Quote the listing below in full and exactly as written, but omit every picture.

[Records for this task start]

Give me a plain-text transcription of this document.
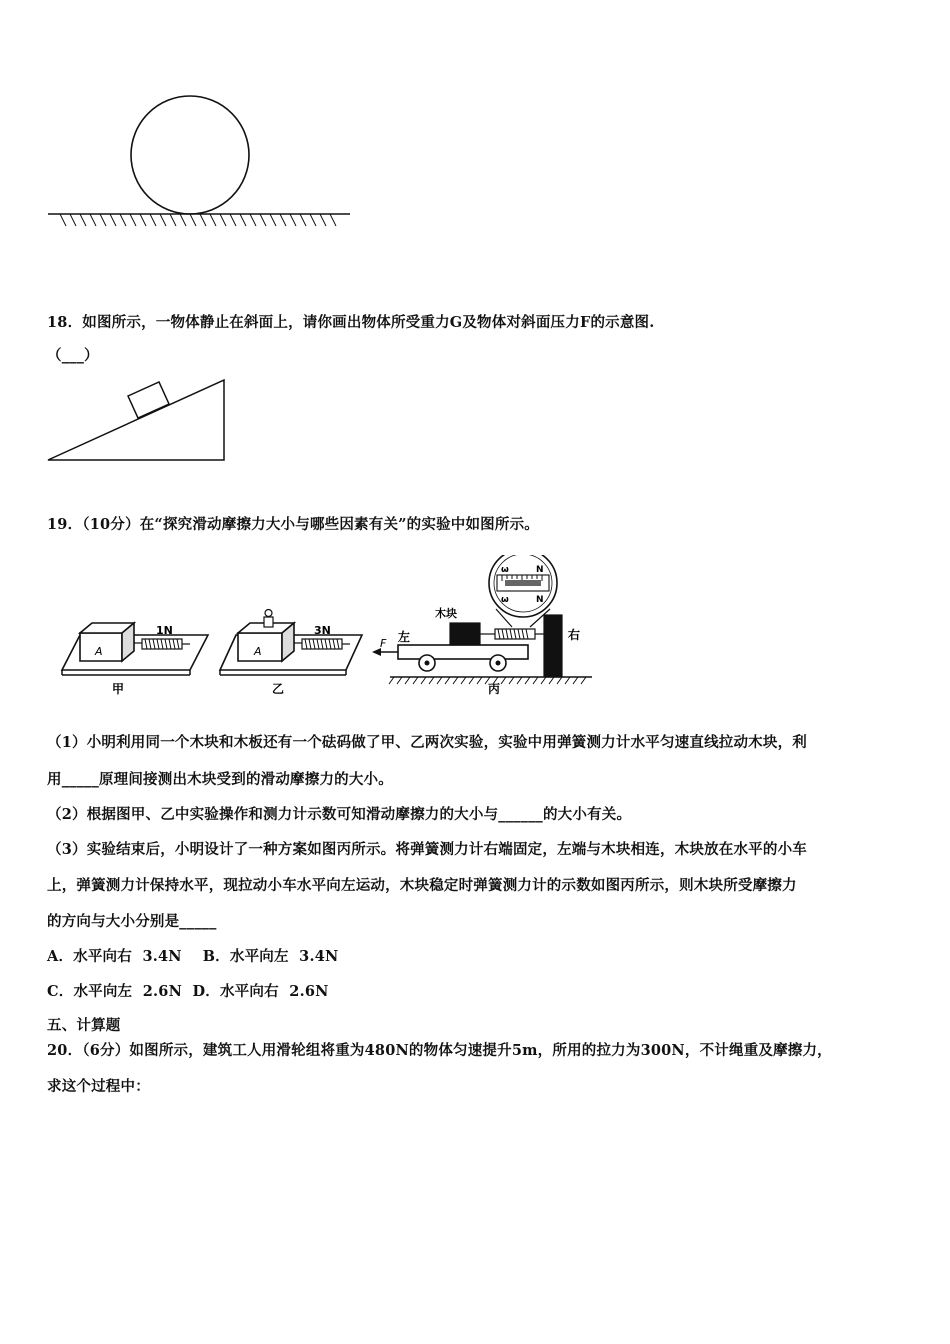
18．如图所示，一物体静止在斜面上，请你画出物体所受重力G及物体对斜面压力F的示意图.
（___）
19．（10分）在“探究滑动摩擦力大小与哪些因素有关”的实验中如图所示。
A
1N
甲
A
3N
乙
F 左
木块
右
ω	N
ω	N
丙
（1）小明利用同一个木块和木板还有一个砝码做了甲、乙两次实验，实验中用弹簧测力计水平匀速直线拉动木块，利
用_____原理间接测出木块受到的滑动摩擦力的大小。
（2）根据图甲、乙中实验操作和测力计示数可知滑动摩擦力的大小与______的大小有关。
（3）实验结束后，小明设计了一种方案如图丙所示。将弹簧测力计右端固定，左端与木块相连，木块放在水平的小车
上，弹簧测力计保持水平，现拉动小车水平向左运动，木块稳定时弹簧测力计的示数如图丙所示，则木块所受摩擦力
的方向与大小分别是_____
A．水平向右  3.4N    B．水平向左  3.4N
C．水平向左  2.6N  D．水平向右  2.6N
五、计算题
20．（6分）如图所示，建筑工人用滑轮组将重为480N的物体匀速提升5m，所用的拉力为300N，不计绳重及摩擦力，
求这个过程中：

[Records for this task end]

◆ **Answer to the problem**:
Give me a plain-text transcription of this document.
18．如图所示，一物体静止在斜面上，请你画出物体所受重力G及物体对斜面压力F的示意图.
（___）
19．（10分）在“探究滑动摩擦力大小与哪些因素有关”的实验中如图所示。
A
1N
甲
A
3N
乙
F 左
木块
右
ω	N
ω	N
丙
（1）小明利用同一个木块和木板还有一个砝码做了甲、乙两次实验，实验中用弹簧测力计水平匀速直线拉动木块，利
用_____原理间接测出木块受到的滑动摩擦力的大小。
（2）根据图甲、乙中实验操作和测力计示数可知滑动摩擦力的大小与______的大小有关。
（3）实验结束后，小明设计了一种方案如图丙所示。将弹簧测力计右端固定，左端与木块相连，木块放在水平的小车
上，弹簧测力计保持水平，现拉动小车水平向左运动，木块稳定时弹簧测力计的示数如图丙所示，则木块所受摩擦力
的方向与大小分别是_____
A．水平向右  3.4N    B．水平向左  3.4N
C．水平向左  2.6N  D．水平向右  2.6N
五、计算题
20．（6分）如图所示，建筑工人用滑轮组将重为480N的物体匀速提升5m，所用的拉力为300N，不计绳重及摩擦力，
求这个过程中：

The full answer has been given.